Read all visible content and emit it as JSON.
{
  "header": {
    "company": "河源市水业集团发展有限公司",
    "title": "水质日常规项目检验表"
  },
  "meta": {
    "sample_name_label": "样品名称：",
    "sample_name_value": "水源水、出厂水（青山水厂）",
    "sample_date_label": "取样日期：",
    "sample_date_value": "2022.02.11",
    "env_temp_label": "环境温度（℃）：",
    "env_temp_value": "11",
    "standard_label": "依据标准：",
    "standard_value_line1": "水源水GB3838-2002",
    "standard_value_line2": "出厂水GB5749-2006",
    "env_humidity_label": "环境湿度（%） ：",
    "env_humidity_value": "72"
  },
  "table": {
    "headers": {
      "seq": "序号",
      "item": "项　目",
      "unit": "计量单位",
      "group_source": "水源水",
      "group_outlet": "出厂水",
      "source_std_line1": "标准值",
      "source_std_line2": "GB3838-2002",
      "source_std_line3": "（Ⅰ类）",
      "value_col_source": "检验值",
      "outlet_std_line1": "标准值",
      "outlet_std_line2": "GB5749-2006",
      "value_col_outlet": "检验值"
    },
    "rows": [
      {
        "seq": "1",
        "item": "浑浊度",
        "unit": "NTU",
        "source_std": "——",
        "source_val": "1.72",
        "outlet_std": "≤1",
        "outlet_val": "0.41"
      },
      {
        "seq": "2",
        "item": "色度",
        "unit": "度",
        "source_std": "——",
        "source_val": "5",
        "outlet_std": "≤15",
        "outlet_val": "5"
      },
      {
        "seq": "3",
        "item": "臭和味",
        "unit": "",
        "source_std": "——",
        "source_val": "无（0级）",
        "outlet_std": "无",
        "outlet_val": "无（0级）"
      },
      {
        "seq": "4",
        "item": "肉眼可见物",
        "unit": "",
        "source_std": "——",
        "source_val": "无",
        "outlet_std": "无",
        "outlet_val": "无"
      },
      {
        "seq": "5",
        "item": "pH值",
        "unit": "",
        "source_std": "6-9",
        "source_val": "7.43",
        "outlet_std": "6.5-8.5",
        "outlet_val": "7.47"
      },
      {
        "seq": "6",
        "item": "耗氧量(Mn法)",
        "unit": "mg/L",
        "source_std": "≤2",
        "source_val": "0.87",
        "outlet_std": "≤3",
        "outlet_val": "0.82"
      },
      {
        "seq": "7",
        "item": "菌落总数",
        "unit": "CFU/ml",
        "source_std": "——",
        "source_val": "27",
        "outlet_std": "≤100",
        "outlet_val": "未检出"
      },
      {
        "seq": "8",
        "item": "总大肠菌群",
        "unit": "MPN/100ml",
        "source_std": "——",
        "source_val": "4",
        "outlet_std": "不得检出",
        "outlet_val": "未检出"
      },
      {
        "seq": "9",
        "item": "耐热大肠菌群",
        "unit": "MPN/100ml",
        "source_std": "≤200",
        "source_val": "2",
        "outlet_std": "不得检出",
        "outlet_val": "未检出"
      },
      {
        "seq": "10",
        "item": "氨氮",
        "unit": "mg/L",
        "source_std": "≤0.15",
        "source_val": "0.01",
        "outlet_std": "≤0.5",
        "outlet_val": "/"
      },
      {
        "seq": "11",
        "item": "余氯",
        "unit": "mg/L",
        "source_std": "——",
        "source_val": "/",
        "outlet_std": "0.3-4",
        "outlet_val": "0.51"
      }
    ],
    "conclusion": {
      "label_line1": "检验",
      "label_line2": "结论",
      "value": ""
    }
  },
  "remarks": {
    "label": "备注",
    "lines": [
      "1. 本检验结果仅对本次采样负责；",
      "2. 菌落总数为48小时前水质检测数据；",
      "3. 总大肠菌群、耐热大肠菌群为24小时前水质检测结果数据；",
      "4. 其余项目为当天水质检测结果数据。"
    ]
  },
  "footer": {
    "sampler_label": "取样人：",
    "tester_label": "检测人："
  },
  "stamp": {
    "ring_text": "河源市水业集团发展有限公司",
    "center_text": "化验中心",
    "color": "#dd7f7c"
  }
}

★ ★ ★ ★

## STATED TASK
From the entries above, select each line containing the string "item".

## EXERCISE RESULT
      "item": "项　目",
        "item": "浑浊度",
        "item": "色度",
        "item": "臭和味",
        "item": "肉眼可见物",
        "item": "pH值",
        "item": "耗氧量(Mn法)",
        "item": "菌落总数",
        "item": "总大肠菌群",
        "item": "耐热大肠菌群",
        "item": "氨氮",
        "item": "余氯",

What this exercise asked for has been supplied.